Extracted data entries
--- start ---
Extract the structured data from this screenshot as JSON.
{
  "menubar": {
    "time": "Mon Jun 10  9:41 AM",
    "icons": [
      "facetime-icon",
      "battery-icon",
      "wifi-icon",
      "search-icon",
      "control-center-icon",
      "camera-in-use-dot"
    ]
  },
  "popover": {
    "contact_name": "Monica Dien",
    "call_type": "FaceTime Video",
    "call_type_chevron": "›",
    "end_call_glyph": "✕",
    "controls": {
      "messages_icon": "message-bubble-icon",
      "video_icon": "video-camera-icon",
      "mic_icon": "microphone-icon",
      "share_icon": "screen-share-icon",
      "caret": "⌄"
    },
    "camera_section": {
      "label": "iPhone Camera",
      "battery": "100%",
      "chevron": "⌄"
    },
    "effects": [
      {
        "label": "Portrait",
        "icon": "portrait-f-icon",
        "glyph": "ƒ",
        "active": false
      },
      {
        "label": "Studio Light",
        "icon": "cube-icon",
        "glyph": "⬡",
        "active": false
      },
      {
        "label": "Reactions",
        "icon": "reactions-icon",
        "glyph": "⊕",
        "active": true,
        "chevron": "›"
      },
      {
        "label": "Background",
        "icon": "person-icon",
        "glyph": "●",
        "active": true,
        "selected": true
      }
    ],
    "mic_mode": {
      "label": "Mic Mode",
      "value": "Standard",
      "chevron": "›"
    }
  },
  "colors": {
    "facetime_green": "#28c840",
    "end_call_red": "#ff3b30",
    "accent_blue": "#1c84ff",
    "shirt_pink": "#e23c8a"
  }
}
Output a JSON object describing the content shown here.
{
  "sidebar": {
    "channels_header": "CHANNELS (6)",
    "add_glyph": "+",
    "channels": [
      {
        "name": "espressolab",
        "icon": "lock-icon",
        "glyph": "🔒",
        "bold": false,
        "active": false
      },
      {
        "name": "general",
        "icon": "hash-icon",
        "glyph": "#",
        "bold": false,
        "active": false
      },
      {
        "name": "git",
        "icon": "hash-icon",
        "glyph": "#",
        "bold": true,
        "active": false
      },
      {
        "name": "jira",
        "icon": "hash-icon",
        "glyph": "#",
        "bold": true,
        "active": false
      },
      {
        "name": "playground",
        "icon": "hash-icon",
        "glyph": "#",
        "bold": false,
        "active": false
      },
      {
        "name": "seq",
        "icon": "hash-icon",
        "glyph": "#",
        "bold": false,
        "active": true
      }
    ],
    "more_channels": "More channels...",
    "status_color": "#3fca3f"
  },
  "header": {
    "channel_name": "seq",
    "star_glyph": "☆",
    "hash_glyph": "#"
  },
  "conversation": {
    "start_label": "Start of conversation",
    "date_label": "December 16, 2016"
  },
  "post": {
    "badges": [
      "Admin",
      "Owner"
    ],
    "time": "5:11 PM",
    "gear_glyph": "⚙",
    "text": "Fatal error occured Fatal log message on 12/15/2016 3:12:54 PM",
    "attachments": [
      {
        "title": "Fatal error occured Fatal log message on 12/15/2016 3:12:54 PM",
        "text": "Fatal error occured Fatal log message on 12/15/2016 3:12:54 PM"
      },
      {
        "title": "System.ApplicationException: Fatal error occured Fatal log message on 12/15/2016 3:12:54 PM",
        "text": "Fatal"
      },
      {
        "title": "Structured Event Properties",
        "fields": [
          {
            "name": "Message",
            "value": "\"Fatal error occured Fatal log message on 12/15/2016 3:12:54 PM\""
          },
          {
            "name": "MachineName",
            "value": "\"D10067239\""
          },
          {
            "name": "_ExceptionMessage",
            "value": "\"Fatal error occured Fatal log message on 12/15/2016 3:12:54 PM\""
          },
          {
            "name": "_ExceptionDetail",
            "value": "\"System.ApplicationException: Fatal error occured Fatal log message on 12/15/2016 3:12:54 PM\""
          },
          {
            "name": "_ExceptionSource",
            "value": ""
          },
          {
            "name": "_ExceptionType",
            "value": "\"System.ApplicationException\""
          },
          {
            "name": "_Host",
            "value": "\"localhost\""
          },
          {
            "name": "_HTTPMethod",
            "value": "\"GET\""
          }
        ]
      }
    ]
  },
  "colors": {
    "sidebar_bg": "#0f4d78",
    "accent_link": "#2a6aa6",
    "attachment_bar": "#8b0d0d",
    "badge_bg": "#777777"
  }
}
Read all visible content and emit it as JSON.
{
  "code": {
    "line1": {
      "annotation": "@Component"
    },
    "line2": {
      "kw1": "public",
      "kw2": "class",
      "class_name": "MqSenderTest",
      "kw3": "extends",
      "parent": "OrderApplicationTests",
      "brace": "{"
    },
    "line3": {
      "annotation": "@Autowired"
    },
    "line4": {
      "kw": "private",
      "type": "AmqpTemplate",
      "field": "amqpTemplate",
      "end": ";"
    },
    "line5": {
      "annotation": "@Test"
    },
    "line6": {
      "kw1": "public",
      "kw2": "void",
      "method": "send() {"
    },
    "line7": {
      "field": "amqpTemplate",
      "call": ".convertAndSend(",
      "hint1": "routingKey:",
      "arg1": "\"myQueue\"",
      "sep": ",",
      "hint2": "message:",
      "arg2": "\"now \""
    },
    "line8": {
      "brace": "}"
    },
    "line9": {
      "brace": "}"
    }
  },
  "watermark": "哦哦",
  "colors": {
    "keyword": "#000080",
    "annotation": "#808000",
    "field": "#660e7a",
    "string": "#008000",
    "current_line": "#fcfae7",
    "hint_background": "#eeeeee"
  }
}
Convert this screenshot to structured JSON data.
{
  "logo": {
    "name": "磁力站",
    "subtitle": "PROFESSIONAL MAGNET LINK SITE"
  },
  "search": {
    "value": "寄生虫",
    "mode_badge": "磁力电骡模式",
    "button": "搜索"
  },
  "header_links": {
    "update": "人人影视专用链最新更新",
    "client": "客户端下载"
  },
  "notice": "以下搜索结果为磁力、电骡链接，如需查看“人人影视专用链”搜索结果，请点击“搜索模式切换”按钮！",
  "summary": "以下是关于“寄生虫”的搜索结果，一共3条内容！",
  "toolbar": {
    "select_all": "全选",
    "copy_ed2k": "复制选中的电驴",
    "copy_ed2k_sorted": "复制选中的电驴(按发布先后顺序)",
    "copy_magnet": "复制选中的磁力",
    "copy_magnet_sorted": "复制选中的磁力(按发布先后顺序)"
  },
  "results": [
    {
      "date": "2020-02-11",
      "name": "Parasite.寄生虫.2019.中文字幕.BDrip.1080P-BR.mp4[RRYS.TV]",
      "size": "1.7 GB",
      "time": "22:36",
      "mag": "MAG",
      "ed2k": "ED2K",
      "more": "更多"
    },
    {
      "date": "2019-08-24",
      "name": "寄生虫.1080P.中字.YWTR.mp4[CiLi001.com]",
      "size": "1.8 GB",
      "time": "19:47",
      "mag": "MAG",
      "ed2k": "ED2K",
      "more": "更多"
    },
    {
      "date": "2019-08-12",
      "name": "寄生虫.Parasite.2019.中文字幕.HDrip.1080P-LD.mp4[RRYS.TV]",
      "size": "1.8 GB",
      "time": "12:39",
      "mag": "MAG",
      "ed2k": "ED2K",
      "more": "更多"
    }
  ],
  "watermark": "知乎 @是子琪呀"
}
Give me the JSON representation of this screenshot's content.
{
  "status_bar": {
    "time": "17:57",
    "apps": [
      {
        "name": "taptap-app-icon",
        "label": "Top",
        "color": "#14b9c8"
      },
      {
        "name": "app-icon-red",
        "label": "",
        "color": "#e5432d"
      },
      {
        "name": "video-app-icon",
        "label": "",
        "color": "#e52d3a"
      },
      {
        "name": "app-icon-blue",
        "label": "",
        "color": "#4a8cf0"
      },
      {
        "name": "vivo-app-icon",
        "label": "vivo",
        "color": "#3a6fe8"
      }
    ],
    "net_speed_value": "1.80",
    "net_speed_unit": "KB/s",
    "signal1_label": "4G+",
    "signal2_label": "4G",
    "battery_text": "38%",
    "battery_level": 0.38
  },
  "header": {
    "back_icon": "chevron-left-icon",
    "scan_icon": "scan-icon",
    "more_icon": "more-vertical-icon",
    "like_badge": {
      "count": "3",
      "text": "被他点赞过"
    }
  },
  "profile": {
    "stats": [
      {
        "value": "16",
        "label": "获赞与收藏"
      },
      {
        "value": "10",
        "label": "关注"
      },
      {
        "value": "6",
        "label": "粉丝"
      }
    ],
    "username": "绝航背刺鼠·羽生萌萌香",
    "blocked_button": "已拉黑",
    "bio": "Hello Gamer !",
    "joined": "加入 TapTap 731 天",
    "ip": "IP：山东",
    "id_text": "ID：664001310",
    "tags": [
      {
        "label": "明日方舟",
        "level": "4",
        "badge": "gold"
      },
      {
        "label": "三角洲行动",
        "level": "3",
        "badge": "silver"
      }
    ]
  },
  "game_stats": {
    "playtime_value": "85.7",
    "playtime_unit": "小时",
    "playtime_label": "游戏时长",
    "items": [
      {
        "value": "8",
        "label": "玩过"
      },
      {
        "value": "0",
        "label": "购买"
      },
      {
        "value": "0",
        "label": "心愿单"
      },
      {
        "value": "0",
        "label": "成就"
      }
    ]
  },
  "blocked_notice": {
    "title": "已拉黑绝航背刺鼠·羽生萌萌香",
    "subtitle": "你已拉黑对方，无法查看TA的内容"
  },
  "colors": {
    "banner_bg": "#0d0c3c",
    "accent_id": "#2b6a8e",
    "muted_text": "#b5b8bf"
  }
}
--- end ---
YOUR INSTRUCTIONS
Check each line of the entries above, and show every one holding the word "JSON".

RESPONSE TO THIS TASK
Extract the structured data from this screenshot as JSON.
Output a JSON object describing the content shown here.
Read all visible content and emit it as JSON.
Convert this screenshot to structured JSON data.
Give me the JSON representation of this screenshot's content.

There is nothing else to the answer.